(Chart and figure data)

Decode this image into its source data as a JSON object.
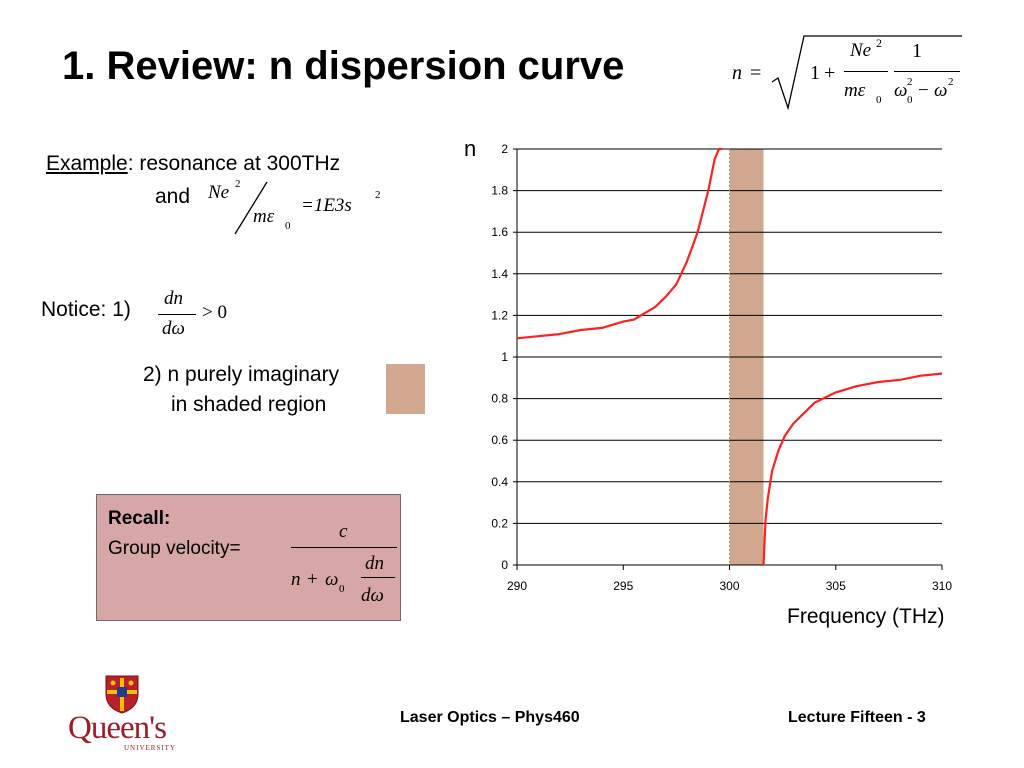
{
  "slide": {
    "title": "1. Review: n dispersion curve",
    "header_formula": {
      "lhs": "n",
      "eq": "=",
      "one": "1",
      "plus": "+",
      "num1": "Ne",
      "num1_exp": "2",
      "den1": "mε",
      "den1_sub": "0",
      "num2": "1",
      "den2_a": "ω",
      "den2_a_exp": "2",
      "den2_a_sub": "0",
      "den2_minus": "−",
      "den2_b": "ω",
      "den2_b_exp": "2"
    },
    "example": {
      "label": "Example",
      "text": ": resonance at 300THz",
      "and": "and",
      "num": "Ne",
      "num_exp": "2",
      "den": "mε",
      "den_sub": "0",
      "rhs": "=1E3s",
      "rhs_exp": "2"
    },
    "notice": {
      "label": "Notice:  1)",
      "frac_num": "dn",
      "frac_den": "dω",
      "rel": "> 0",
      "item2_line1": "2) n purely imaginary",
      "item2_line2": "in shaded region"
    },
    "recall": {
      "title": "Recall:",
      "label": "Group velocity=",
      "num": "c",
      "den_n": "n",
      "den_plus": "+",
      "den_omega": "ω",
      "den_sub": "0",
      "inner_num": "dn",
      "inner_den": "dω"
    },
    "footer": {
      "left": "Laser Optics – Phys460",
      "right": "Lecture Fifteen - 3",
      "logo_text": "Queen's",
      "logo_sub": "UNIVERSITY"
    },
    "colors": {
      "curve": "#ff2020",
      "shade": "#d2a790",
      "recall_bg": "#d7a7a7"
    }
  },
  "chart_data": {
    "type": "line",
    "title": "",
    "xlabel": "Frequency (THz)",
    "ylabel": "n",
    "xlim": [
      290,
      310
    ],
    "ylim": [
      0,
      2
    ],
    "x_ticks": [
      "290",
      "295",
      "300",
      "305",
      "310"
    ],
    "y_ticks": [
      "0",
      "0.2",
      "0.4",
      "0.6",
      "0.8",
      "1",
      "1.2",
      "1.4",
      "1.6",
      "1.8",
      "2"
    ],
    "grid": "horizontal",
    "resonance_THz": 300,
    "shaded_region": [
      300,
      301.6
    ],
    "series": [
      {
        "x": [
          290,
          291,
          292,
          293,
          294,
          295,
          295.5,
          296,
          296.5,
          297,
          297.5,
          298,
          298.5,
          299,
          299.3,
          299.5,
          299.6,
          299.65
        ],
        "values": [
          1.09,
          1.1,
          1.11,
          1.13,
          1.14,
          1.17,
          1.18,
          1.21,
          1.24,
          1.29,
          1.35,
          1.46,
          1.6,
          1.8,
          1.95,
          2.0,
          2.0,
          2.0
        ]
      },
      {
        "x": [
          301.6,
          301.65,
          301.7,
          301.8,
          302,
          302.3,
          302.6,
          303,
          303.5,
          304,
          305,
          306,
          307,
          308,
          309,
          310
        ],
        "values": [
          0.0,
          0.12,
          0.22,
          0.32,
          0.45,
          0.55,
          0.62,
          0.68,
          0.73,
          0.78,
          0.83,
          0.86,
          0.88,
          0.89,
          0.91,
          0.92
        ]
      }
    ]
  }
}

Direction:
Give back every line exactly as it stands, pictures excluded.

Finished answer:
Decode this image into its source data as a JSON object.
{
  "slide": {
    "title": "1. Review: n dispersion curve",
    "header_formula": {
      "lhs": "n",
      "eq": "=",
      "one": "1",
      "plus": "+",
      "num1": "Ne",
      "num1_exp": "2",
      "den1": "mε",
      "den1_sub": "0",
      "num2": "1",
      "den2_a": "ω",
      "den2_a_exp": "2",
      "den2_a_sub": "0",
      "den2_minus": "−",
      "den2_b": "ω",
      "den2_b_exp": "2"
    },
    "example": {
      "label": "Example",
      "text": ": resonance at 300THz",
      "and": "and",
      "num": "Ne",
      "num_exp": "2",
      "den": "mε",
      "den_sub": "0",
      "rhs": "=1E3s",
      "rhs_exp": "2"
    },
    "notice": {
      "label": "Notice:  1)",
      "frac_num": "dn",
      "frac_den": "dω",
      "rel": "> 0",
      "item2_line1": "2) n purely imaginary",
      "item2_line2": "in shaded region"
    },
    "recall": {
      "title": "Recall:",
      "label": "Group velocity=",
      "num": "c",
      "den_n": "n",
      "den_plus": "+",
      "den_omega": "ω",
      "den_sub": "0",
      "inner_num": "dn",
      "inner_den": "dω"
    },
    "footer": {
      "left": "Laser Optics – Phys460",
      "right": "Lecture Fifteen - 3",
      "logo_text": "Queen's",
      "logo_sub": "UNIVERSITY"
    },
    "colors": {
      "curve": "#ff2020",
      "shade": "#d2a790",
      "recall_bg": "#d7a7a7"
    }
  },
  "chart_data": {
    "type": "line",
    "title": "",
    "xlabel": "Frequency (THz)",
    "ylabel": "n",
    "xlim": [
      290,
      310
    ],
    "ylim": [
      0,
      2
    ],
    "x_ticks": [
      "290",
      "295",
      "300",
      "305",
      "310"
    ],
    "y_ticks": [
      "0",
      "0.2",
      "0.4",
      "0.6",
      "0.8",
      "1",
      "1.2",
      "1.4",
      "1.6",
      "1.8",
      "2"
    ],
    "grid": "horizontal",
    "resonance_THz": 300,
    "shaded_region": [
      300,
      301.6
    ],
    "series": [
      {
        "x": [
          290,
          291,
          292,
          293,
          294,
          295,
          295.5,
          296,
          296.5,
          297,
          297.5,
          298,
          298.5,
          299,
          299.3,
          299.5,
          299.6,
          299.65
        ],
        "values": [
          1.09,
          1.1,
          1.11,
          1.13,
          1.14,
          1.17,
          1.18,
          1.21,
          1.24,
          1.29,
          1.35,
          1.46,
          1.6,
          1.8,
          1.95,
          2.0,
          2.0,
          2.0
        ]
      },
      {
        "x": [
          301.6,
          301.65,
          301.7,
          301.8,
          302,
          302.3,
          302.6,
          303,
          303.5,
          304,
          305,
          306,
          307,
          308,
          309,
          310
        ],
        "values": [
          0.0,
          0.12,
          0.22,
          0.32,
          0.45,
          0.55,
          0.62,
          0.68,
          0.73,
          0.78,
          0.83,
          0.86,
          0.88,
          0.89,
          0.91,
          0.92
        ]
      }
    ]
  }
}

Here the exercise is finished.